Written instruction: Gather every line holding the string "vida".

Source material:

# # # # #

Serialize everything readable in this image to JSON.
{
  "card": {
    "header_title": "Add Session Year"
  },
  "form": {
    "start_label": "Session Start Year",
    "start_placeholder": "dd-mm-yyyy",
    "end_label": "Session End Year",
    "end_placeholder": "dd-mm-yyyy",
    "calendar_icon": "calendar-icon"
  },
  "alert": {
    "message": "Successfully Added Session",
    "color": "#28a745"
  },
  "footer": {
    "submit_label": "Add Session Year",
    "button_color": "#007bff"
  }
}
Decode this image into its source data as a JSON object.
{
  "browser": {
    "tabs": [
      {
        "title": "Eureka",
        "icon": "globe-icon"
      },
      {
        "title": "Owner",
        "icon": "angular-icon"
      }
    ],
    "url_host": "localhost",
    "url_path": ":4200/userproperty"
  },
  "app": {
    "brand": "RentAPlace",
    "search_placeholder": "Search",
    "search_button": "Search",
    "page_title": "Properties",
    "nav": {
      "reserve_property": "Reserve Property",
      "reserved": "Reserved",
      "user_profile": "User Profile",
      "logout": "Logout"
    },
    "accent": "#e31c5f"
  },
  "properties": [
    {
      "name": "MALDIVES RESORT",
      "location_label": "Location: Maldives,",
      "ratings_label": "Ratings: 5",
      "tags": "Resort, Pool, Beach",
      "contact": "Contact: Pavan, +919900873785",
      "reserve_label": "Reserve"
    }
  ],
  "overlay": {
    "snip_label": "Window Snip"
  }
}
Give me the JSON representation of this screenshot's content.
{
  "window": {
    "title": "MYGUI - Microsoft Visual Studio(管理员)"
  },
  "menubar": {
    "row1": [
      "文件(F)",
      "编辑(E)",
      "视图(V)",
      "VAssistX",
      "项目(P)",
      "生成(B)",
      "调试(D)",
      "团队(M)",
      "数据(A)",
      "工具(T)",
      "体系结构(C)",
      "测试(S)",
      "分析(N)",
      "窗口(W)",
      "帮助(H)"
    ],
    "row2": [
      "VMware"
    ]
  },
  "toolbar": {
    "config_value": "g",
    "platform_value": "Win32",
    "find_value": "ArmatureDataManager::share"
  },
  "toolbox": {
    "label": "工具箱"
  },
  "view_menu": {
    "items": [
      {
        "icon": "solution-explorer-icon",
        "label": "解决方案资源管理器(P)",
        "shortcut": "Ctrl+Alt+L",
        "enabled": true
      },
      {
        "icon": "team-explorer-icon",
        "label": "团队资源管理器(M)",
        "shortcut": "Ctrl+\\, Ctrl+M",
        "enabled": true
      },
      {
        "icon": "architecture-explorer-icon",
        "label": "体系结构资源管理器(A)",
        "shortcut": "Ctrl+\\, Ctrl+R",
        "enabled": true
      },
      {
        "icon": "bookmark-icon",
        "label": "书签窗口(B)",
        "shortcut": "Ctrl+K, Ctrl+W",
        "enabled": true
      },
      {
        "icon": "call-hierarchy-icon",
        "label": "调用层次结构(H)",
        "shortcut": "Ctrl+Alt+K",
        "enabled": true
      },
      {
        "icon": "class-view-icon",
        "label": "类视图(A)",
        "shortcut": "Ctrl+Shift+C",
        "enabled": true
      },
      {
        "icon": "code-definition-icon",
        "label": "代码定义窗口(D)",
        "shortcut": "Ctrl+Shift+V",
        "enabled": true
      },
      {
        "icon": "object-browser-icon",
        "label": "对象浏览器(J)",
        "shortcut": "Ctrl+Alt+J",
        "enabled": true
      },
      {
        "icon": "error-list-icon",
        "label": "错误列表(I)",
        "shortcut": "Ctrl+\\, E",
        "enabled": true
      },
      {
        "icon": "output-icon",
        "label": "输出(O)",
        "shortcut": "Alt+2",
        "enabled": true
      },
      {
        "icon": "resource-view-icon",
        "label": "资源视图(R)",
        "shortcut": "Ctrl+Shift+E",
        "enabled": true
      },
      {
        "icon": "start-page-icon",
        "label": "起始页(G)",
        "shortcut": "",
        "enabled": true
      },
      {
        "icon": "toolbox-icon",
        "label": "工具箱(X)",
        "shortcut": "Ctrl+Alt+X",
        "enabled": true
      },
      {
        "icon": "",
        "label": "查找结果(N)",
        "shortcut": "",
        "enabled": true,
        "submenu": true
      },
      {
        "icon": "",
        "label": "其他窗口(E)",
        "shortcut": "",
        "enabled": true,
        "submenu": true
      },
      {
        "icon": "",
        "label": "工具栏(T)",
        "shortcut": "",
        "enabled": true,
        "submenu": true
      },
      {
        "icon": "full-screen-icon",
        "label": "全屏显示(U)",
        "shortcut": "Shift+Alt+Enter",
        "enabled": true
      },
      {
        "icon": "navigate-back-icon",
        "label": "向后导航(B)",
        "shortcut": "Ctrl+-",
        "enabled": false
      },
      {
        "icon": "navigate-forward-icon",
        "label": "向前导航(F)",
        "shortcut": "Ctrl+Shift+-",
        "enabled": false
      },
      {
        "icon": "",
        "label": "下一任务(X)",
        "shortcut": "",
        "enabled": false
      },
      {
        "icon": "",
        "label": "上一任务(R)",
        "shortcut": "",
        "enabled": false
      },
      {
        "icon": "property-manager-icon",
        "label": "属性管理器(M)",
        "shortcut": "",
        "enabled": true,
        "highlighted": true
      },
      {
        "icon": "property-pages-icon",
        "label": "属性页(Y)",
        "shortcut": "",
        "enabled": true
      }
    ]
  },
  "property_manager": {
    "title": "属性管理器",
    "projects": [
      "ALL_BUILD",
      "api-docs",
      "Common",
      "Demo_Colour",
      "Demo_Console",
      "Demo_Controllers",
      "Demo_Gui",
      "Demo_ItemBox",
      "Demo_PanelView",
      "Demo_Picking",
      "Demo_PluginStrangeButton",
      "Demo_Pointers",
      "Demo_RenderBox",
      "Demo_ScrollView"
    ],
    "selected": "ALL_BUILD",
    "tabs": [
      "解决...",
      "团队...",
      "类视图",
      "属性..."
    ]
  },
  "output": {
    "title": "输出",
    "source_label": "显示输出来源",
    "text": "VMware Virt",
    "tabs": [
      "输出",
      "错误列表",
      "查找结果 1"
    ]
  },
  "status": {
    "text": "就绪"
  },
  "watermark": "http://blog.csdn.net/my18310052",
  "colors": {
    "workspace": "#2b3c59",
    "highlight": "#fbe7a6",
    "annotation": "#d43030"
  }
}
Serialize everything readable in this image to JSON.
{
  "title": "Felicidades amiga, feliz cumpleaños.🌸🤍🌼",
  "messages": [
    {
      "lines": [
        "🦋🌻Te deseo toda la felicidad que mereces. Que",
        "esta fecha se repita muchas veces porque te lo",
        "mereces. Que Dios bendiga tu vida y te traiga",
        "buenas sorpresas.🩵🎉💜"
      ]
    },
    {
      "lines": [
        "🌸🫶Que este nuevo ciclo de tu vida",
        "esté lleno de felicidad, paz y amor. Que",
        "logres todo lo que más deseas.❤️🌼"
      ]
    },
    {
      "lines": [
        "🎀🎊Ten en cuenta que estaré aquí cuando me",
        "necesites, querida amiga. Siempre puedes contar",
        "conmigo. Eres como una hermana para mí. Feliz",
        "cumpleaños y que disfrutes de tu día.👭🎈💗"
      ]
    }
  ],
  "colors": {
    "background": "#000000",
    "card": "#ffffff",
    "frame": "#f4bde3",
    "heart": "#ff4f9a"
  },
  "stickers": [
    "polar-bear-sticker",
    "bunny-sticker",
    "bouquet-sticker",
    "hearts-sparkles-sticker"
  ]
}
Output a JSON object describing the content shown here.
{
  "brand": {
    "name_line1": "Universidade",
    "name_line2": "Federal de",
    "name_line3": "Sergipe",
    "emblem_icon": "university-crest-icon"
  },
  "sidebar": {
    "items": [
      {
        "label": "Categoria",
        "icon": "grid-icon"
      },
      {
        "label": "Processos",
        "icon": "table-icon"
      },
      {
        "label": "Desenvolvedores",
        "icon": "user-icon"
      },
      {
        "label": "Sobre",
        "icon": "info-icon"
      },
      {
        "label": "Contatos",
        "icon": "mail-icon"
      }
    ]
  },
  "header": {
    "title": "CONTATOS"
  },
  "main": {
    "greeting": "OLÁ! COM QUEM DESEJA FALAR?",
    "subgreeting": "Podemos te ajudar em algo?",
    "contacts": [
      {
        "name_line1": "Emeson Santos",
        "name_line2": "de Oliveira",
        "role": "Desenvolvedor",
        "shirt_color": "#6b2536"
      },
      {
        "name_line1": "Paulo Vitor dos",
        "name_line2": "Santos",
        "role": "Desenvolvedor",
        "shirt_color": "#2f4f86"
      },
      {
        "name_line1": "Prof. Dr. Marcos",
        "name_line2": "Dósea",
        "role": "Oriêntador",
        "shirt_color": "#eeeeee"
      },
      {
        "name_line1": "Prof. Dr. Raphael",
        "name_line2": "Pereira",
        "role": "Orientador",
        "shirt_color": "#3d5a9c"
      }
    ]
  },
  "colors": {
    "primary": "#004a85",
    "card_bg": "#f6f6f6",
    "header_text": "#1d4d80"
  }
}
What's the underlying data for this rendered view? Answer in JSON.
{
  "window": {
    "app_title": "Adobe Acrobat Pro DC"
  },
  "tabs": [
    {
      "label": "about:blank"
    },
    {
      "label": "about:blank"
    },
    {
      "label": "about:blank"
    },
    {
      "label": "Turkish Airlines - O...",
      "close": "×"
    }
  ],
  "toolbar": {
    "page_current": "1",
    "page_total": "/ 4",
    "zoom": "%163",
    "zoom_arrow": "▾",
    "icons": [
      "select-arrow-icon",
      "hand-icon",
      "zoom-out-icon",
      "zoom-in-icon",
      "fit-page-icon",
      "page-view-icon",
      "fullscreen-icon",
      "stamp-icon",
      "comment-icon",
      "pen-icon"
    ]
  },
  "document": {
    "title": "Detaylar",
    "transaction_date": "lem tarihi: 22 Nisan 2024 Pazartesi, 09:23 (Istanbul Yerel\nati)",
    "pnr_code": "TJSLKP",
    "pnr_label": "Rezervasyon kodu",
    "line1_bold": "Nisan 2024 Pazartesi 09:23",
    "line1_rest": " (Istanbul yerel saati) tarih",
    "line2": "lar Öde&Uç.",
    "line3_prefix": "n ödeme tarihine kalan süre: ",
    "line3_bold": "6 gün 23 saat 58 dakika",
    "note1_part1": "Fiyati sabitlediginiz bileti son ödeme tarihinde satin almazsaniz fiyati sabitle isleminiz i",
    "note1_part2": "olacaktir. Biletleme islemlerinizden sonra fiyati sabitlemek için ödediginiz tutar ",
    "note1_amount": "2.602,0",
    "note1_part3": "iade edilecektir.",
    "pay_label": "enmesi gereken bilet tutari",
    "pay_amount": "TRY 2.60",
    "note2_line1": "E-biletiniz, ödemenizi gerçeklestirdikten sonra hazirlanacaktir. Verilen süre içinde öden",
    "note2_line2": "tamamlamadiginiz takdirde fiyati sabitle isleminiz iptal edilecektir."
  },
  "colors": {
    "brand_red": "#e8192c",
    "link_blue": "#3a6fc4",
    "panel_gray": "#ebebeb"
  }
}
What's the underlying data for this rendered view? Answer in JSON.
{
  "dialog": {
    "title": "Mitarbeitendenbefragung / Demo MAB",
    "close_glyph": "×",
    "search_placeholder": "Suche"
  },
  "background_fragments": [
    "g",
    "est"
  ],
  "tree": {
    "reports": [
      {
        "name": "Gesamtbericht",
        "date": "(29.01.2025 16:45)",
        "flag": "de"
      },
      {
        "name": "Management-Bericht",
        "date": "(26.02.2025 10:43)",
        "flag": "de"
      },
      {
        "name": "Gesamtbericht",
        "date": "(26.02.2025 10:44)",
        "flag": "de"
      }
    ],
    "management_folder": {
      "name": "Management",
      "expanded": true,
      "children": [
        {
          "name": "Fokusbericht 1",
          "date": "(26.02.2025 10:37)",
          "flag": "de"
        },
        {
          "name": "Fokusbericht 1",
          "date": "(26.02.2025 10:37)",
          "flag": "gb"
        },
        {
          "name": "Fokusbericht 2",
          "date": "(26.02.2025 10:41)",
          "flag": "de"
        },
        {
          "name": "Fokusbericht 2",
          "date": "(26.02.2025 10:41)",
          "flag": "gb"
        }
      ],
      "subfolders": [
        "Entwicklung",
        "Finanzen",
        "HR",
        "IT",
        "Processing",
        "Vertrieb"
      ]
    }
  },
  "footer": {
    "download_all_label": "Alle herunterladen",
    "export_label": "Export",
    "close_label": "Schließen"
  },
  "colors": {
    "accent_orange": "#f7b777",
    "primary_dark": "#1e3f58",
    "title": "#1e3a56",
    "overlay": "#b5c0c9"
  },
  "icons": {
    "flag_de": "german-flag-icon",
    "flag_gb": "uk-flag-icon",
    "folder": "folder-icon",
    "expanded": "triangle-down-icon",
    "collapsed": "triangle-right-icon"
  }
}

# # # # #

Task solution:
        "mereces. Que Dios bendiga tu vida y te traiga",
        "🌸🫶Que este nuevo ciclo de tu vida",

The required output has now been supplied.